> _TASK OBJECTIVE_: Find the lines holding the word "this" and collect them.

● ● ● ● ●

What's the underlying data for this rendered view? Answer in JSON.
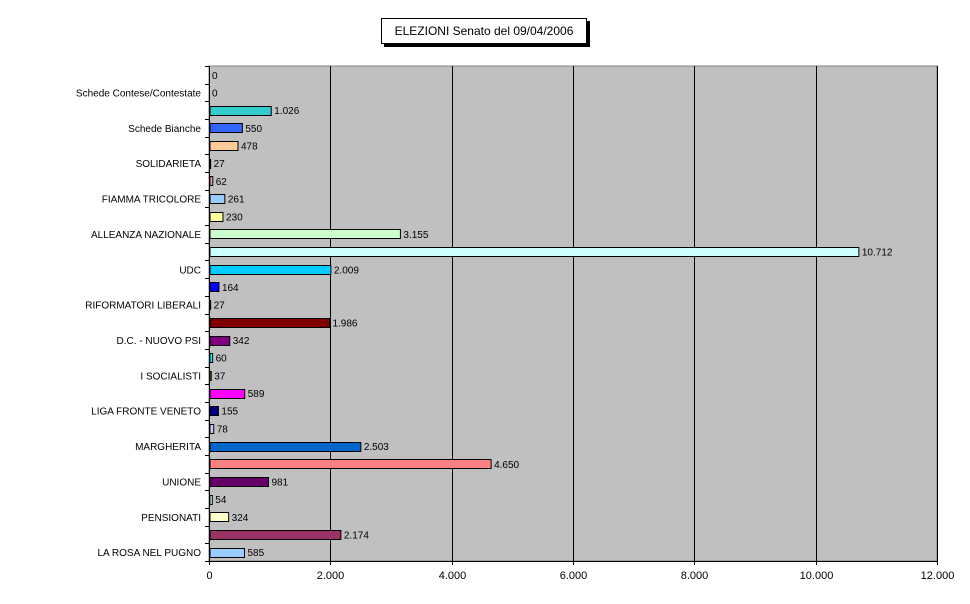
{
  "chart_data": {
    "type": "bar",
    "orientation": "horizontal",
    "title": "ELEZIONI Senato del 09/04/2006",
    "xlim": [
      0,
      12000
    ],
    "xticks": [
      0,
      2000,
      4000,
      6000,
      8000,
      10000,
      12000
    ],
    "xtick_labels": [
      "0",
      "2.000",
      "4.000",
      "6.000",
      "8.000",
      "10.000",
      "12.000"
    ],
    "grid": "vertical",
    "legend": "none",
    "colors": {
      "plot_background": "#c0c0c0",
      "page_background": "#ffffff"
    },
    "bars": [
      {
        "label": "",
        "value": 0,
        "value_label": "0",
        "color": "#c0c0c0"
      },
      {
        "label": "Schede Contese/Contestate",
        "value": 0,
        "value_label": "0",
        "color": "#c0c0c0"
      },
      {
        "label": "",
        "value": 1026,
        "value_label": "1.026",
        "color": "#33cccc"
      },
      {
        "label": "Schede Bianche",
        "value": 550,
        "value_label": "550",
        "color": "#3366ff"
      },
      {
        "label": "",
        "value": 478,
        "value_label": "478",
        "color": "#ffcc99"
      },
      {
        "label": "SOLIDARIETA",
        "value": 27,
        "value_label": "27",
        "color": "#6666cc"
      },
      {
        "label": "",
        "value": 62,
        "value_label": "62",
        "color": "#ff99cc"
      },
      {
        "label": "FIAMMA TRICOLORE",
        "value": 261,
        "value_label": "261",
        "color": "#99ccff"
      },
      {
        "label": "",
        "value": 230,
        "value_label": "230",
        "color": "#ffff99"
      },
      {
        "label": "ALLEANZA NAZIONALE",
        "value": 3155,
        "value_label": "3.155",
        "color": "#ccffcc"
      },
      {
        "label": "",
        "value": 10712,
        "value_label": "10.712",
        "color": "#ccffff"
      },
      {
        "label": "UDC",
        "value": 2009,
        "value_label": "2.009",
        "color": "#00ccff"
      },
      {
        "label": "",
        "value": 164,
        "value_label": "164",
        "color": "#0000ff"
      },
      {
        "label": "RIFORMATORI LIBERALI",
        "value": 27,
        "value_label": "27",
        "color": "#008080"
      },
      {
        "label": "",
        "value": 1986,
        "value_label": "1.986",
        "color": "#800000"
      },
      {
        "label": "D.C. - NUOVO PSI",
        "value": 342,
        "value_label": "342",
        "color": "#800080"
      },
      {
        "label": "",
        "value": 60,
        "value_label": "60",
        "color": "#00ffff"
      },
      {
        "label": "I SOCIALISTI",
        "value": 37,
        "value_label": "37",
        "color": "#ffff00"
      },
      {
        "label": "",
        "value": 589,
        "value_label": "589",
        "color": "#ff00ff"
      },
      {
        "label": "LIGA FRONTE VENETO",
        "value": 155,
        "value_label": "155",
        "color": "#000080"
      },
      {
        "label": "",
        "value": 78,
        "value_label": "78",
        "color": "#ccccff"
      },
      {
        "label": "MARGHERITA",
        "value": 2503,
        "value_label": "2.503",
        "color": "#0066cc"
      },
      {
        "label": "",
        "value": 4650,
        "value_label": "4.650",
        "color": "#ff8080"
      },
      {
        "label": "UNIONE",
        "value": 981,
        "value_label": "981",
        "color": "#660066"
      },
      {
        "label": "",
        "value": 54,
        "value_label": "54",
        "color": "#ccffff"
      },
      {
        "label": "PENSIONATI",
        "value": 324,
        "value_label": "324",
        "color": "#ffffcc"
      },
      {
        "label": "",
        "value": 2174,
        "value_label": "2.174",
        "color": "#993366"
      },
      {
        "label": "LA ROSA NEL PUGNO",
        "value": 585,
        "value_label": "585",
        "color": "#99ccff"
      }
    ]
  }
}
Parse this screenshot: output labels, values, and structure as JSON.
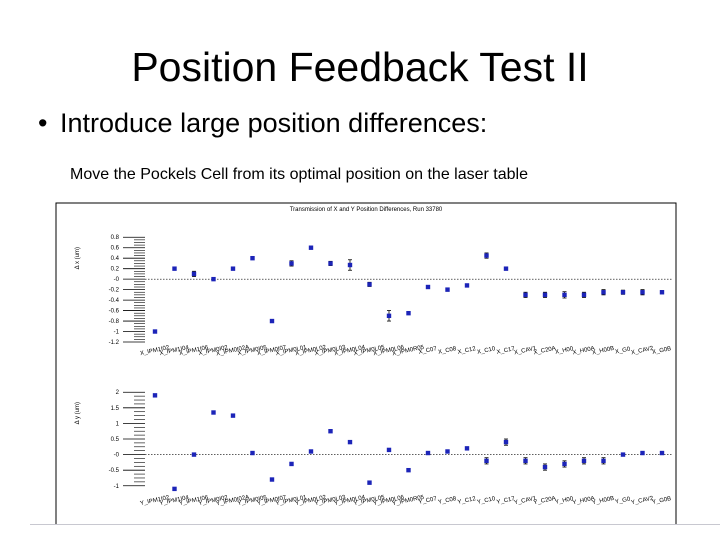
{
  "slide": {
    "title": "Position Feedback Test II",
    "bullet": "Introduce large position differences:",
    "subtext": "Move the Pockels Cell from its optimal position on the laser table"
  },
  "chart_data": [
    {
      "type": "scatter",
      "title": "Transmission of X and Y Position Differences, Run 33780",
      "xlabel": "",
      "ylabel": "Δ x (um)",
      "ylim": [
        -1.2,
        0.9
      ],
      "yticks": [
        0.8,
        0.6,
        0.4,
        0.2,
        0,
        -0.2,
        -0.4,
        -0.6,
        -0.8,
        -1,
        -1.2
      ],
      "ytick_labels": [
        "0.8",
        "0.6",
        "0.4",
        "0.2",
        "-0",
        "-0.2",
        "-0.4",
        "-0.6",
        "-0.8",
        "-1",
        "-1.2"
      ],
      "categories": [
        "X_IPM1I02",
        "X_IPM1I04",
        "X_IPM1I06",
        "X_IPM0I02",
        "X_IPM0I02A",
        "X_IPM0I05",
        "X_IPM0I07",
        "X_IPM0L01",
        "X_IPM0L02",
        "X_IPM0L03",
        "X_IPM0L04",
        "X_IPM0L05",
        "X_IPM0L06",
        "X_IPM0R05",
        "X_C07",
        "X_C08",
        "X_C12",
        "X_C10",
        "X_C17",
        "X_CAV1",
        "X_C20A",
        "X_H00",
        "X_H00A",
        "X_H00B",
        "X_G0",
        "X_CAV2",
        "X_G0B"
      ],
      "tick_labels": [
        "X_IPM1I02",
        "X_IPM1I04",
        "X_IPM1I06",
        "X_IPM0I02",
        "X_IPM0I02A",
        "X_IPM0I05",
        "X_IPM0I07",
        "X_IPM0L01",
        "X_IPM0L02",
        "X_IPM0L03",
        "X_IPM0L04",
        "X_IPM0L05",
        "X_IPM0L06",
        "X_IPM0R05",
        "X_C07",
        "X_C08",
        "X_C12",
        "X_C10",
        "X_C17",
        "X_CAV1",
        "X_C20A",
        "X_H00",
        "X_H00A",
        "X_H00B",
        "X_G0",
        "X_CAV2",
        "X_G0B"
      ],
      "values": [
        -1.0,
        0.2,
        0.1,
        0.0,
        0.2,
        0.4,
        -0.8,
        0.3,
        0.6,
        0.3,
        0.27,
        -0.1,
        -0.7,
        -0.65,
        -0.15,
        -0.2,
        -0.12,
        0.45,
        0.2,
        -0.3,
        -0.3,
        -0.3,
        -0.3,
        -0.25,
        -0.25,
        -0.25,
        -0.25
      ],
      "errors": [
        0,
        0,
        0.05,
        0,
        0,
        0,
        0,
        0.05,
        0,
        0.04,
        0.1,
        0.04,
        0.1,
        0,
        0,
        0.03,
        0,
        0.05,
        0,
        0.05,
        0.05,
        0.06,
        0.05,
        0.05,
        0.04,
        0.05,
        0.03
      ],
      "grid": false,
      "color": "#1c24b8"
    },
    {
      "type": "scatter",
      "title": "",
      "xlabel": "",
      "ylabel": "Δ y (um)",
      "ylim": [
        -1.2,
        2.2
      ],
      "yticks": [
        2,
        1.5,
        1,
        0.5,
        0,
        -0.5,
        -1
      ],
      "ytick_labels": [
        "2",
        "1.5",
        "1",
        "0.5",
        "-0",
        "-0.5",
        "-1"
      ],
      "categories": [
        "Y_IPM1I02",
        "Y_IPM1I04",
        "Y_IPM1I06",
        "Y_IPM0I02",
        "Y_IPM0I02A",
        "Y_IPM0I05",
        "Y_IPM0I07",
        "Y_IPM0L01",
        "Y_IPM0L02",
        "Y_IPM0L03",
        "Y_IPM0L04",
        "Y_IPM0L05",
        "Y_IPM0L06",
        "Y_IPM0R05",
        "Y_C07",
        "Y_C08",
        "Y_C12",
        "Y_C10",
        "Y_C17",
        "Y_CAV1",
        "Y_C20A",
        "Y_H00",
        "Y_H00A",
        "Y_H00B",
        "Y_G0",
        "Y_CAV2",
        "Y_G0B"
      ],
      "tick_labels": [
        "Y_IPM1I02",
        "Y_IPM1I04",
        "Y_IPM1I06",
        "Y_IPM0I02",
        "Y_IPM0I02A",
        "Y_IPM0I05",
        "Y_IPM0I07",
        "Y_IPM0L01",
        "Y_IPM0L02",
        "Y_IPM0L03",
        "Y_IPM0L04",
        "Y_IPM0L05",
        "Y_IPM0L06",
        "Y_IPM0R05",
        "Y_C07",
        "Y_C08",
        "Y_C12",
        "Y_C10",
        "Y_C17",
        "Y_CAV1",
        "Y_C20A",
        "Y_H00",
        "Y_H00A",
        "Y_H00B",
        "Y_G0",
        "Y_CAV2",
        "Y_G0B"
      ],
      "values": [
        1.9,
        -1.1,
        0,
        1.35,
        1.25,
        0.05,
        -0.8,
        -0.3,
        0.1,
        0.75,
        0.4,
        -0.9,
        0.15,
        -0.5,
        0.05,
        0.1,
        0.2,
        -0.2,
        0.4,
        -0.2,
        -0.4,
        -0.3,
        -0.2,
        -0.2,
        0.0,
        0.05,
        0.05
      ],
      "errors": [
        0,
        0,
        0,
        0,
        0,
        0,
        0,
        0,
        0,
        0,
        0,
        0.05,
        0,
        0,
        0,
        0,
        0,
        0.1,
        0.1,
        0.1,
        0.1,
        0.1,
        0.1,
        0.1,
        0,
        0,
        0
      ],
      "grid": false,
      "color": "#1c24b8"
    }
  ]
}
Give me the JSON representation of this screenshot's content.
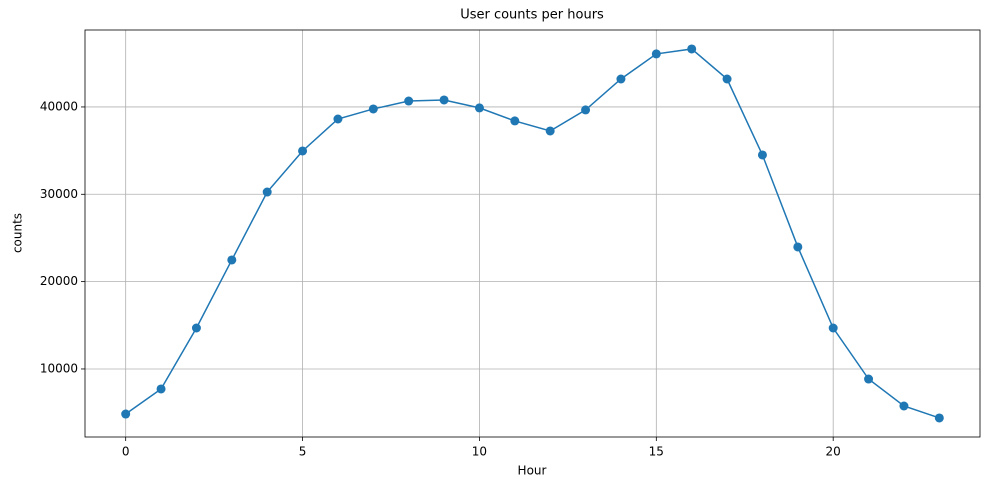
{
  "chart_data": {
    "type": "line",
    "title": "User counts per hours",
    "x_label": "Hour",
    "y_label": "counts",
    "x": [
      0,
      1,
      2,
      3,
      4,
      5,
      6,
      7,
      8,
      9,
      10,
      11,
      12,
      13,
      14,
      15,
      16,
      17,
      18,
      19,
      20,
      21,
      22,
      23
    ],
    "series": [
      {
        "name": "counts",
        "color": "#1f77b4",
        "values": [
          4840,
          7710,
          14690,
          22480,
          30260,
          34960,
          38620,
          39770,
          40680,
          40800,
          39890,
          38400,
          37250,
          39660,
          43200,
          46070,
          46640,
          43200,
          34500,
          23970,
          14690,
          8850,
          5760,
          4390
        ]
      }
    ],
    "xlim": [
      -1.15,
      24.15
    ],
    "xticks": [
      0,
      5,
      10,
      15,
      20
    ],
    "ylim": [
      2210,
      48810
    ],
    "yticks": [
      10000,
      20000,
      30000,
      40000
    ],
    "grid": true,
    "markers": true
  }
}
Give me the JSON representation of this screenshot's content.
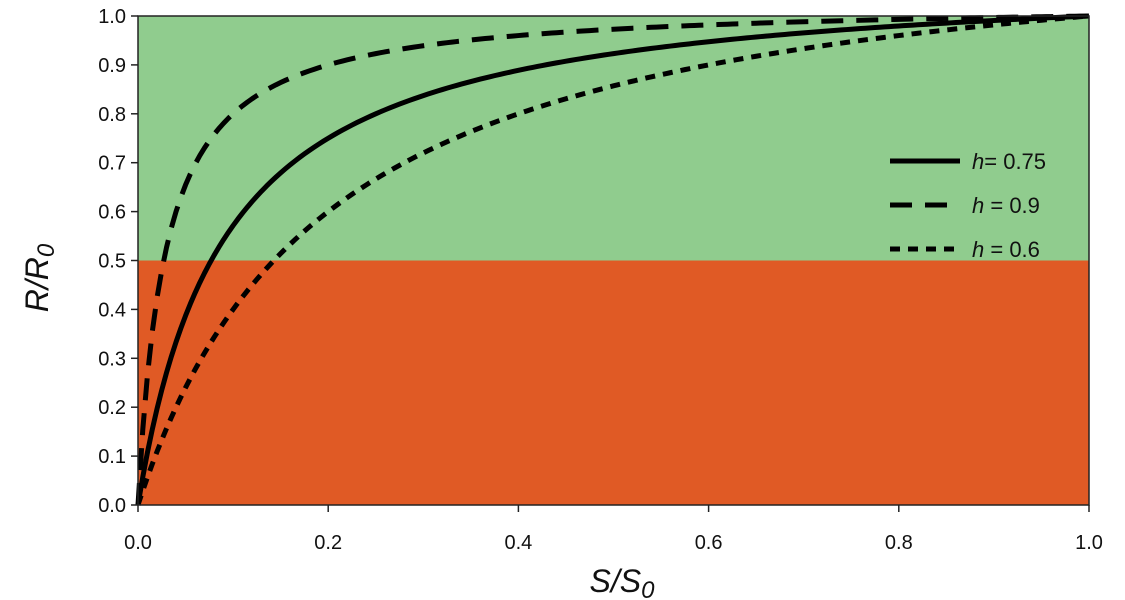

● ● ● ● ●

> _SOLUTION TO THE PROBLEM_:
What's the underlying data for this rendered view? Answer in JSON.
Parse this screenshot: output labels, values, and structure as JSON.
Give me the JSON representation of this screenshot's content.
Give me the JSON representation of this screenshot's content.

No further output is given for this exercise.